Record excerpts:

....

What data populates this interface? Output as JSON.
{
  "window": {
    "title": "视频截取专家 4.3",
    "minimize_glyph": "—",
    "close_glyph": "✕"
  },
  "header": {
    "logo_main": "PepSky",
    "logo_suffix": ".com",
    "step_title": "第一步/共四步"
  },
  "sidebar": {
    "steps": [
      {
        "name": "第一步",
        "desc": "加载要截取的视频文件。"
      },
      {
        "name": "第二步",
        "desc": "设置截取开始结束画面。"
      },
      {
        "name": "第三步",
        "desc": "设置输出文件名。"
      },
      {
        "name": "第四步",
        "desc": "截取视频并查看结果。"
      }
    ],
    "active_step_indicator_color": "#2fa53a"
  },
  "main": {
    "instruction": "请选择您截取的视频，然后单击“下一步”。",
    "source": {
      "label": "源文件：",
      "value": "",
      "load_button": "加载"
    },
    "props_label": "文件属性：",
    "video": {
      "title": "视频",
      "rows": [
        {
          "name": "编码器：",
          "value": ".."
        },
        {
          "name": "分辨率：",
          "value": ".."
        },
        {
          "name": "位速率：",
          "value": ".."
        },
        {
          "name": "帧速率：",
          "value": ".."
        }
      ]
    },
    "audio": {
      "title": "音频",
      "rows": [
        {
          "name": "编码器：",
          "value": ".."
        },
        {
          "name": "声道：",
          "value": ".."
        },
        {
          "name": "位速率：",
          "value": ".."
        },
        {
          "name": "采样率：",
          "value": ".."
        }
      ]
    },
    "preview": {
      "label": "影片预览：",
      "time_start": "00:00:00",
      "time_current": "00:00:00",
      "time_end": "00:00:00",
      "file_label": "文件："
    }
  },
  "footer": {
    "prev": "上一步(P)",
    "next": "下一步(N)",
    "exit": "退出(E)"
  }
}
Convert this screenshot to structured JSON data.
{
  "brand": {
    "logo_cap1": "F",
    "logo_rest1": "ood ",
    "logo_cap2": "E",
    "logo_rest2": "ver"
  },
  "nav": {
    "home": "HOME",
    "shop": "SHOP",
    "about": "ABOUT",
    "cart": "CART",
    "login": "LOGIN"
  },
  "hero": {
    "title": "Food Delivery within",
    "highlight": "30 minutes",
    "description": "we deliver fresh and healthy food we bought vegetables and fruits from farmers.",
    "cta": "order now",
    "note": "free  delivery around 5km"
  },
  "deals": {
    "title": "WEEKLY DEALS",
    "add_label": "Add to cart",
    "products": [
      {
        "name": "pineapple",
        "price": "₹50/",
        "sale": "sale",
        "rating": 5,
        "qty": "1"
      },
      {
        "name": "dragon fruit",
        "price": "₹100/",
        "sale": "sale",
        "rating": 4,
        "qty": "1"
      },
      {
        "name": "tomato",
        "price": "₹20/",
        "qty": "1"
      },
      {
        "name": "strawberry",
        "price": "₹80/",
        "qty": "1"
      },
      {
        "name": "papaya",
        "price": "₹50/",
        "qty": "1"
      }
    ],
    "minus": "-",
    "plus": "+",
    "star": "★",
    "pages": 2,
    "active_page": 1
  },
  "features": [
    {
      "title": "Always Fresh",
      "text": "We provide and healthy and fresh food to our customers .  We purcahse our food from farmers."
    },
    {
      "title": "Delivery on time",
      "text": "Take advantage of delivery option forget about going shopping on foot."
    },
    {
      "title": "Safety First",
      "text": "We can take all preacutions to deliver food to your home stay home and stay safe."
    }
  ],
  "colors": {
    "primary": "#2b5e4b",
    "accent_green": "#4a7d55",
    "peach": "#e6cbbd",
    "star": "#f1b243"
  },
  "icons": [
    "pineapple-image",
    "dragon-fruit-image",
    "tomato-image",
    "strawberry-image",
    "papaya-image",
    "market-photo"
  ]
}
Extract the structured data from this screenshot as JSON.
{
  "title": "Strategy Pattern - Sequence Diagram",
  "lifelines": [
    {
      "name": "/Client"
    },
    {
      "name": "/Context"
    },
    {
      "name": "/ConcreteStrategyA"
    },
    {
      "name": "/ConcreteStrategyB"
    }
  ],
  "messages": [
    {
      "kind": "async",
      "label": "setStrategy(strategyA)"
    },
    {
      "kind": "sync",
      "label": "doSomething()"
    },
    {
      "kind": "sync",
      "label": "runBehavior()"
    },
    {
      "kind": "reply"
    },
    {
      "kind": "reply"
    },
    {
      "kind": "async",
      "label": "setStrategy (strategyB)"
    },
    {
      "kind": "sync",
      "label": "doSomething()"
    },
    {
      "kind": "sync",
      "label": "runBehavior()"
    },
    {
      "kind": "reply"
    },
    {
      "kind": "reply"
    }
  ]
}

....

Exercise goal: Reproduce all of the records exactly.

Answer to this task:
What data populates this interface? Output as JSON.
{
  "window": {
    "title": "视频截取专家 4.3",
    "minimize_glyph": "—",
    "close_glyph": "✕"
  },
  "header": {
    "logo_main": "PepSky",
    "logo_suffix": ".com",
    "step_title": "第一步/共四步"
  },
  "sidebar": {
    "steps": [
      {
        "name": "第一步",
        "desc": "加载要截取的视频文件。"
      },
      {
        "name": "第二步",
        "desc": "设置截取开始结束画面。"
      },
      {
        "name": "第三步",
        "desc": "设置输出文件名。"
      },
      {
        "name": "第四步",
        "desc": "截取视频并查看结果。"
      }
    ],
    "active_step_indicator_color": "#2fa53a"
  },
  "main": {
    "instruction": "请选择您截取的视频，然后单击“下一步”。",
    "source": {
      "label": "源文件：",
      "value": "",
      "load_button": "加载"
    },
    "props_label": "文件属性：",
    "video": {
      "title": "视频",
      "rows": [
        {
          "name": "编码器：",
          "value": ".."
        },
        {
          "name": "分辨率：",
          "value": ".."
        },
        {
          "name": "位速率：",
          "value": ".."
        },
        {
          "name": "帧速率：",
          "value": ".."
        }
      ]
    },
    "audio": {
      "title": "音频",
      "rows": [
        {
          "name": "编码器：",
          "value": ".."
        },
        {
          "name": "声道：",
          "value": ".."
        },
        {
          "name": "位速率：",
          "value": ".."
        },
        {
          "name": "采样率：",
          "value": ".."
        }
      ]
    },
    "preview": {
      "label": "影片预览：",
      "time_start": "00:00:00",
      "time_current": "00:00:00",
      "time_end": "00:00:00",
      "file_label": "文件："
    }
  },
  "footer": {
    "prev": "上一步(P)",
    "next": "下一步(N)",
    "exit": "退出(E)"
  }
}
Convert this screenshot to structured JSON data.
{
  "brand": {
    "logo_cap1": "F",
    "logo_rest1": "ood ",
    "logo_cap2": "E",
    "logo_rest2": "ver"
  },
  "nav": {
    "home": "HOME",
    "shop": "SHOP",
    "about": "ABOUT",
    "cart": "CART",
    "login": "LOGIN"
  },
  "hero": {
    "title": "Food Delivery within",
    "highlight": "30 minutes",
    "description": "we deliver fresh and healthy food we bought vegetables and fruits from farmers.",
    "cta": "order now",
    "note": "free  delivery around 5km"
  },
  "deals": {
    "title": "WEEKLY DEALS",
    "add_label": "Add to cart",
    "products": [
      {
        "name": "pineapple",
        "price": "₹50/",
        "sale": "sale",
        "rating": 5,
        "qty": "1"
      },
      {
        "name": "dragon fruit",
        "price": "₹100/",
        "sale": "sale",
        "rating": 4,
        "qty": "1"
      },
      {
        "name": "tomato",
        "price": "₹20/",
        "qty": "1"
      },
      {
        "name": "strawberry",
        "price": "₹80/",
        "qty": "1"
      },
      {
        "name": "papaya",
        "price": "₹50/",
        "qty": "1"
      }
    ],
    "minus": "-",
    "plus": "+",
    "star": "★",
    "pages": 2,
    "active_page": 1
  },
  "features": [
    {
      "title": "Always Fresh",
      "text": "We provide and healthy and fresh food to our customers .  We purcahse our food from farmers."
    },
    {
      "title": "Delivery on time",
      "text": "Take advantage of delivery option forget about going shopping on foot."
    },
    {
      "title": "Safety First",
      "text": "We can take all preacutions to deliver food to your home stay home and stay safe."
    }
  ],
  "colors": {
    "primary": "#2b5e4b",
    "accent_green": "#4a7d55",
    "peach": "#e6cbbd",
    "star": "#f1b243"
  },
  "icons": [
    "pineapple-image",
    "dragon-fruit-image",
    "tomato-image",
    "strawberry-image",
    "papaya-image",
    "market-photo"
  ]
}
Extract the structured data from this screenshot as JSON.
{
  "title": "Strategy Pattern - Sequence Diagram",
  "lifelines": [
    {
      "name": "/Client"
    },
    {
      "name": "/Context"
    },
    {
      "name": "/ConcreteStrategyA"
    },
    {
      "name": "/ConcreteStrategyB"
    }
  ],
  "messages": [
    {
      "kind": "async",
      "label": "setStrategy(strategyA)"
    },
    {
      "kind": "sync",
      "label": "doSomething()"
    },
    {
      "kind": "sync",
      "label": "runBehavior()"
    },
    {
      "kind": "reply"
    },
    {
      "kind": "reply"
    },
    {
      "kind": "async",
      "label": "setStrategy (strategyB)"
    },
    {
      "kind": "sync",
      "label": "doSomething()"
    },
    {
      "kind": "sync",
      "label": "runBehavior()"
    },
    {
      "kind": "reply"
    },
    {
      "kind": "reply"
    }
  ]
}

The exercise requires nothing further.